+++ Data records
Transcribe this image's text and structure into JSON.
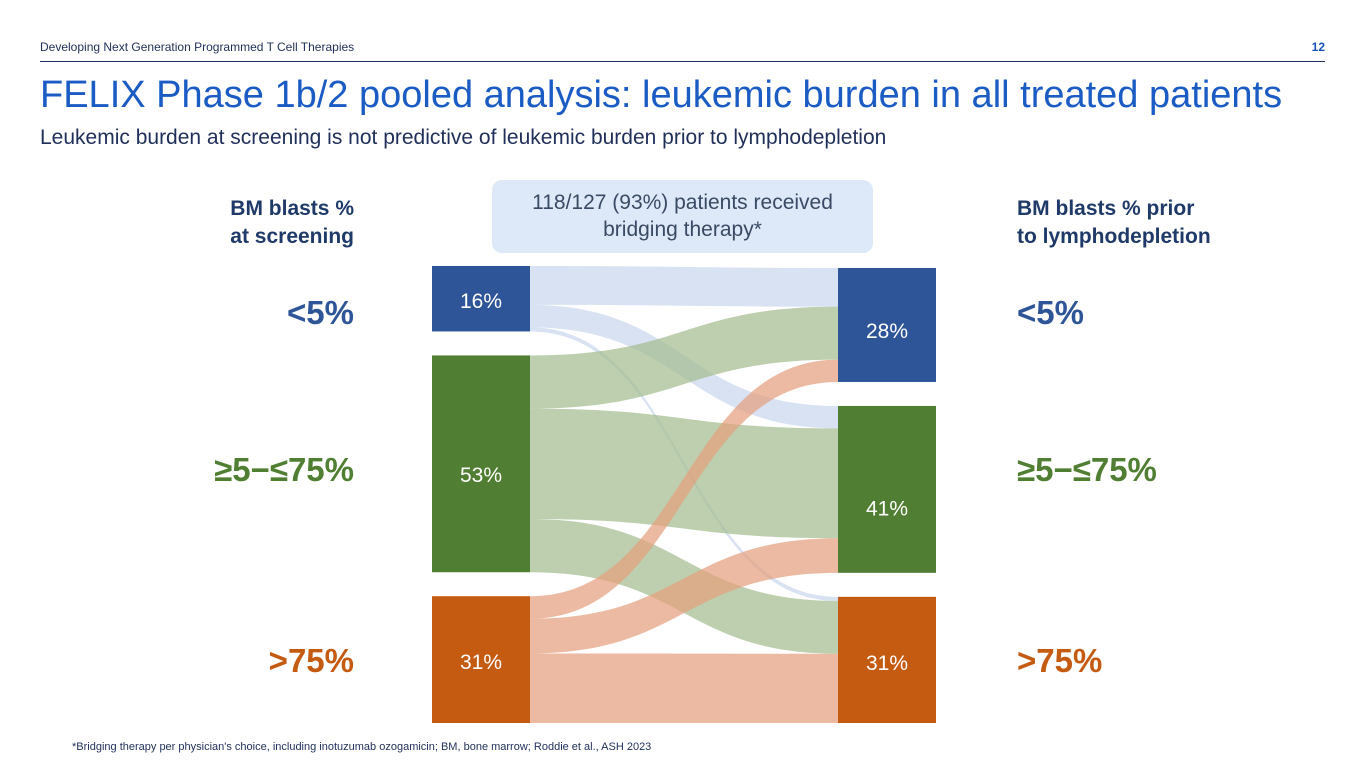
{
  "header": {
    "title": "Developing Next Generation Programmed T Cell Therapies",
    "page_number": "12"
  },
  "slide": {
    "title": "FELIX Phase 1b/2 pooled analysis: leukemic burden in all treated patients",
    "subtitle": "Leukemic burden at screening is not predictive of leukemic burden prior to lymphodepletion",
    "callout": "118/127 (93%) patients received bridging therapy*",
    "left_heading": [
      "BM blasts %",
      "at screening"
    ],
    "right_heading": [
      "BM blasts % prior",
      "to lymphodepletion"
    ],
    "footnote": "*Bridging therapy per physician's choice, including inotuzumab ozogamicin; BM, bone marrow; Roddie et al., ASH 2023"
  },
  "colors": {
    "low": "#2e5597",
    "mid": "#507e32",
    "high": "#c55a11"
  },
  "chart_data": {
    "type": "sankey",
    "categories": [
      {
        "id": "low",
        "name": "<5%",
        "color": "#2e5597"
      },
      {
        "id": "mid",
        "name": "≥5−≤75%",
        "color": "#507e32"
      },
      {
        "id": "high",
        "name": ">75%",
        "color": "#c55a11"
      }
    ],
    "screening": {
      "low": 16,
      "mid": 53,
      "high": 31
    },
    "pre_lymphodepletion": {
      "low": 28,
      "mid": 41,
      "high": 31
    },
    "screening_labels": {
      "low": "16%",
      "mid": "53%",
      "high": "31%"
    },
    "pre_lymphodepletion_labels": {
      "low": "28%",
      "mid": "41%",
      "high": "31%"
    },
    "flows": [
      {
        "from": "low",
        "to": "low",
        "value": 9.5
      },
      {
        "from": "low",
        "to": "mid",
        "value": 5.5
      },
      {
        "from": "low",
        "to": "high",
        "value": 1
      },
      {
        "from": "mid",
        "to": "low",
        "value": 13
      },
      {
        "from": "mid",
        "to": "mid",
        "value": 27
      },
      {
        "from": "mid",
        "to": "high",
        "value": 13
      },
      {
        "from": "high",
        "to": "low",
        "value": 5.5
      },
      {
        "from": "high",
        "to": "mid",
        "value": 8.5
      },
      {
        "from": "high",
        "to": "high",
        "value": 17
      }
    ]
  }
}
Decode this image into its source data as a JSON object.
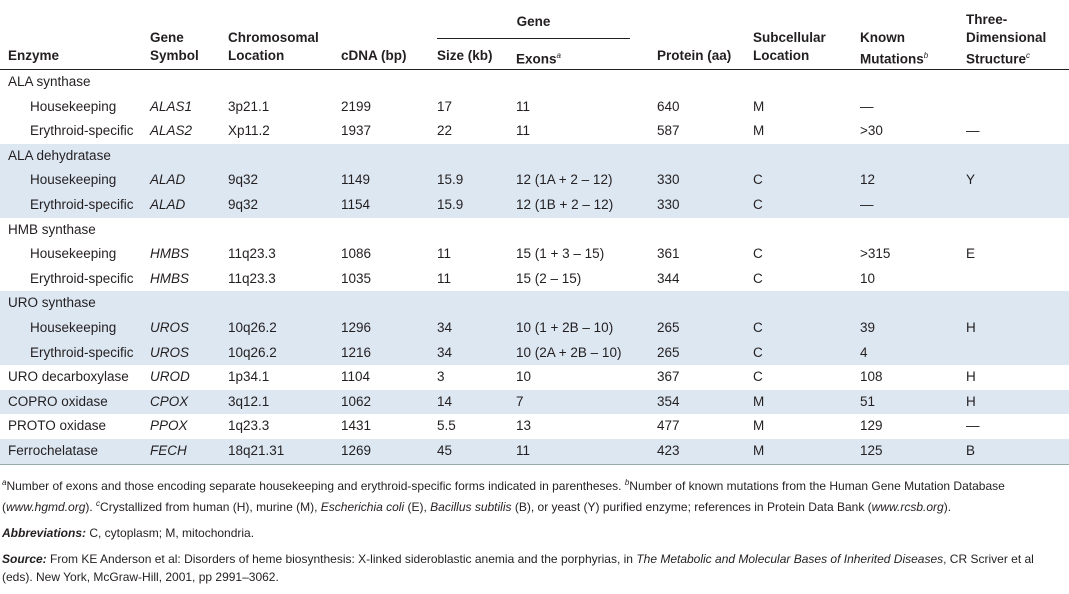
{
  "header": {
    "group_label": "Gene",
    "columns": [
      {
        "lines": [
          "Enzyme"
        ]
      },
      {
        "lines": [
          "Gene",
          "Symbol"
        ]
      },
      {
        "lines": [
          "Chromosomal",
          "Location"
        ]
      },
      {
        "lines": [
          "cDNA (bp)"
        ]
      },
      {
        "lines": [
          "Size (kb)"
        ]
      },
      {
        "lines": [
          "Exons"
        ],
        "note": "a"
      },
      {
        "lines": [
          "Protein (aa)"
        ]
      },
      {
        "lines": [
          "Subcellular",
          "Location"
        ]
      },
      {
        "lines": [
          "Known",
          "Mutations"
        ],
        "note": "b"
      },
      {
        "lines": [
          "Three-",
          "Dimensional",
          "Structure"
        ],
        "note": "c"
      }
    ]
  },
  "groups": [
    {
      "name": "ALA synthase",
      "forms": [
        [
          "Housekeeping",
          "ALAS1",
          "3p21.1",
          2199,
          17,
          "11",
          640,
          "M",
          "—",
          null
        ],
        [
          "Erythroid-specific",
          "ALAS2",
          "Xp11.2",
          1937,
          22,
          "11",
          587,
          "M",
          ">30",
          "—"
        ]
      ]
    },
    {
      "name": "ALA dehydratase",
      "forms": [
        [
          "Housekeeping",
          "ALAD",
          "9q32",
          1149,
          15.9,
          "12 (1A + 2 – 12)",
          330,
          "C",
          "12",
          "Y"
        ],
        [
          "Erythroid-specific",
          "ALAD",
          "9q32",
          1154,
          15.9,
          "12 (1B + 2 – 12)",
          330,
          "C",
          "—",
          null
        ]
      ]
    },
    {
      "name": "HMB synthase",
      "forms": [
        [
          "Housekeeping",
          "HMBS",
          "11q23.3",
          1086,
          11,
          "15 (1 + 3 – 15)",
          361,
          "C",
          ">315",
          "E"
        ],
        [
          "Erythroid-specific",
          "HMBS",
          "11q23.3",
          1035,
          11,
          "15 (2 – 15)",
          344,
          "C",
          "10",
          null
        ]
      ]
    },
    {
      "name": "URO synthase",
      "forms": [
        [
          "Housekeeping",
          "UROS",
          "10q26.2",
          1296,
          34,
          "10 (1 + 2B – 10)",
          265,
          "C",
          "39",
          "H"
        ],
        [
          "Erythroid-specific",
          "UROS",
          "10q26.2",
          1216,
          34,
          "10 (2A + 2B – 10)",
          265,
          "C",
          "4",
          null
        ]
      ]
    },
    {
      "cells": [
        "URO decarboxylase",
        "UROD",
        "1p34.1",
        1104,
        3,
        "10",
        367,
        "C",
        "108",
        "H"
      ]
    },
    {
      "cells": [
        "COPRO oxidase",
        "CPOX",
        "3q12.1",
        1062,
        14,
        "7",
        354,
        "M",
        "51",
        "H"
      ]
    },
    {
      "cells": [
        "PROTO oxidase",
        "PPOX",
        "1q23.3",
        1431,
        5.5,
        "13",
        477,
        "M",
        "129",
        "—"
      ]
    },
    {
      "cells": [
        "Ferrochelatase",
        "FECH",
        "18q21.31",
        1269,
        45,
        "11",
        423,
        "M",
        "125",
        "B"
      ]
    }
  ],
  "footnotes": [
    "a",
    "Number of exons and those encoding separate housekeeping and erythroid-specific forms indicated in parentheses. ",
    "b",
    "Number of known mutations from the Human Gene Mutation Database (",
    "www.hgmd.org",
    "). ",
    "c",
    "Crystallized from human (H), murine (M), ",
    "Escherichia coli",
    " (E), ",
    "Bacillus subtilis",
    " (B), or yeast (Y) purified enzyme; references in Protein Data Bank (",
    "www.rcsb.org",
    ")."
  ],
  "abbreviations": {
    "label": "Abbreviations:",
    "text": " C, cytoplasm; M, mitochondria."
  },
  "source": {
    "label": "Source:",
    "parts": [
      " From KE Anderson et al: Disorders of heme biosynthesis: X-linked sideroblastic anemia and the porphyrias, in ",
      "The Metabolic and Molecular Bases of Inherited Diseases",
      ", CR Scriver et al (eds). New York, McGraw-Hill, 2001, pp 2991–3062."
    ]
  }
}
++++++
Transcribe each record exactly as it stands, setting aside any pictures.

Your response.
Transcribe this image's text and structure into JSON.
{
  "header": {
    "title": "Developing Next Generation Programmed T Cell Therapies",
    "page_number": "12"
  },
  "slide": {
    "title": "FELIX Phase 1b/2 pooled analysis: leukemic burden in all treated patients",
    "subtitle": "Leukemic burden at screening is not predictive of leukemic burden prior to lymphodepletion",
    "callout": "118/127 (93%) patients received bridging therapy*",
    "left_heading": [
      "BM blasts %",
      "at screening"
    ],
    "right_heading": [
      "BM blasts % prior",
      "to lymphodepletion"
    ],
    "footnote": "*Bridging therapy per physician's choice, including inotuzumab ozogamicin; BM, bone marrow; Roddie et al., ASH 2023"
  },
  "colors": {
    "low": "#2e5597",
    "mid": "#507e32",
    "high": "#c55a11"
  },
  "chart_data": {
    "type": "sankey",
    "categories": [
      {
        "id": "low",
        "name": "<5%",
        "color": "#2e5597"
      },
      {
        "id": "mid",
        "name": "≥5−≤75%",
        "color": "#507e32"
      },
      {
        "id": "high",
        "name": ">75%",
        "color": "#c55a11"
      }
    ],
    "screening": {
      "low": 16,
      "mid": 53,
      "high": 31
    },
    "pre_lymphodepletion": {
      "low": 28,
      "mid": 41,
      "high": 31
    },
    "screening_labels": {
      "low": "16%",
      "mid": "53%",
      "high": "31%"
    },
    "pre_lymphodepletion_labels": {
      "low": "28%",
      "mid": "41%",
      "high": "31%"
    },
    "flows": [
      {
        "from": "low",
        "to": "low",
        "value": 9.5
      },
      {
        "from": "low",
        "to": "mid",
        "value": 5.5
      },
      {
        "from": "low",
        "to": "high",
        "value": 1
      },
      {
        "from": "mid",
        "to": "low",
        "value": 13
      },
      {
        "from": "mid",
        "to": "mid",
        "value": 27
      },
      {
        "from": "mid",
        "to": "high",
        "value": 13
      },
      {
        "from": "high",
        "to": "low",
        "value": 5.5
      },
      {
        "from": "high",
        "to": "mid",
        "value": 8.5
      },
      {
        "from": "high",
        "to": "high",
        "value": 17
      }
    ]
  }
}
Decode this image into its source data as a JSON object.
{
  "header": {
    "group_label": "Gene",
    "columns": [
      {
        "lines": [
          "Enzyme"
        ]
      },
      {
        "lines": [
          "Gene",
          "Symbol"
        ]
      },
      {
        "lines": [
          "Chromosomal",
          "Location"
        ]
      },
      {
        "lines": [
          "cDNA (bp)"
        ]
      },
      {
        "lines": [
          "Size (kb)"
        ]
      },
      {
        "lines": [
          "Exons"
        ],
        "note": "a"
      },
      {
        "lines": [
          "Protein (aa)"
        ]
      },
      {
        "lines": [
          "Subcellular",
          "Location"
        ]
      },
      {
        "lines": [
          "Known",
          "Mutations"
        ],
        "note": "b"
      },
      {
        "lines": [
          "Three-",
          "Dimensional",
          "Structure"
        ],
        "note": "c"
      }
    ]
  },
  "groups": [
    {
      "name": "ALA synthase",
      "forms": [
        [
          "Housekeeping",
          "ALAS1",
          "3p21.1",
          2199,
          17,
          "11",
          640,
          "M",
          "—",
          null
        ],
        [
          "Erythroid-specific",
          "ALAS2",
          "Xp11.2",
          1937,
          22,
          "11",
          587,
          "M",
          ">30",
          "—"
        ]
      ]
    },
    {
      "name": "ALA dehydratase",
      "forms": [
        [
          "Housekeeping",
          "ALAD",
          "9q32",
          1149,
          15.9,
          "12 (1A + 2 – 12)",
          330,
          "C",
          "12",
          "Y"
        ],
        [
          "Erythroid-specific",
          "ALAD",
          "9q32",
          1154,
          15.9,
          "12 (1B + 2 – 12)",
          330,
          "C",
          "—",
          null
        ]
      ]
    },
    {
      "name": "HMB synthase",
      "forms": [
        [
          "Housekeeping",
          "HMBS",
          "11q23.3",
          1086,
          11,
          "15 (1 + 3 – 15)",
          361,
          "C",
          ">315",
          "E"
        ],
        [
          "Erythroid-specific",
          "HMBS",
          "11q23.3",
          1035,
          11,
          "15 (2 – 15)",
          344,
          "C",
          "10",
          null
        ]
      ]
    },
    {
      "name": "URO synthase",
      "forms": [
        [
          "Housekeeping",
          "UROS",
          "10q26.2",
          1296,
          34,
          "10 (1 + 2B – 10)",
          265,
          "C",
          "39",
          "H"
        ],
        [
          "Erythroid-specific",
          "UROS",
          "10q26.2",
          1216,
          34,
          "10 (2A + 2B – 10)",
          265,
          "C",
          "4",
          null
        ]
      ]
    },
    {
      "cells": [
        "URO decarboxylase",
        "UROD",
        "1p34.1",
        1104,
        3,
        "10",
        367,
        "C",
        "108",
        "H"
      ]
    },
    {
      "cells": [
        "COPRO oxidase",
        "CPOX",
        "3q12.1",
        1062,
        14,
        "7",
        354,
        "M",
        "51",
        "H"
      ]
    },
    {
      "cells": [
        "PROTO oxidase",
        "PPOX",
        "1q23.3",
        1431,
        5.5,
        "13",
        477,
        "M",
        "129",
        "—"
      ]
    },
    {
      "cells": [
        "Ferrochelatase",
        "FECH",
        "18q21.31",
        1269,
        45,
        "11",
        423,
        "M",
        "125",
        "B"
      ]
    }
  ],
  "footnotes": [
    "a",
    "Number of exons and those encoding separate housekeeping and erythroid-specific forms indicated in parentheses. ",
    "b",
    "Number of known mutations from the Human Gene Mutation Database (",
    "www.hgmd.org",
    "). ",
    "c",
    "Crystallized from human (H), murine (M), ",
    "Escherichia coli",
    " (E), ",
    "Bacillus subtilis",
    " (B), or yeast (Y) purified enzyme; references in Protein Data Bank (",
    "www.rcsb.org",
    ")."
  ],
  "abbreviations": {
    "label": "Abbreviations:",
    "text": " C, cytoplasm; M, mitochondria."
  },
  "source": {
    "label": "Source:",
    "parts": [
      " From KE Anderson et al: Disorders of heme biosynthesis: X-linked sideroblastic anemia and the porphyrias, in ",
      "The Metabolic and Molecular Bases of Inherited Diseases",
      ", CR Scriver et al (eds). New York, McGraw-Hill, 2001, pp 2991–3062."
    ]
  }
}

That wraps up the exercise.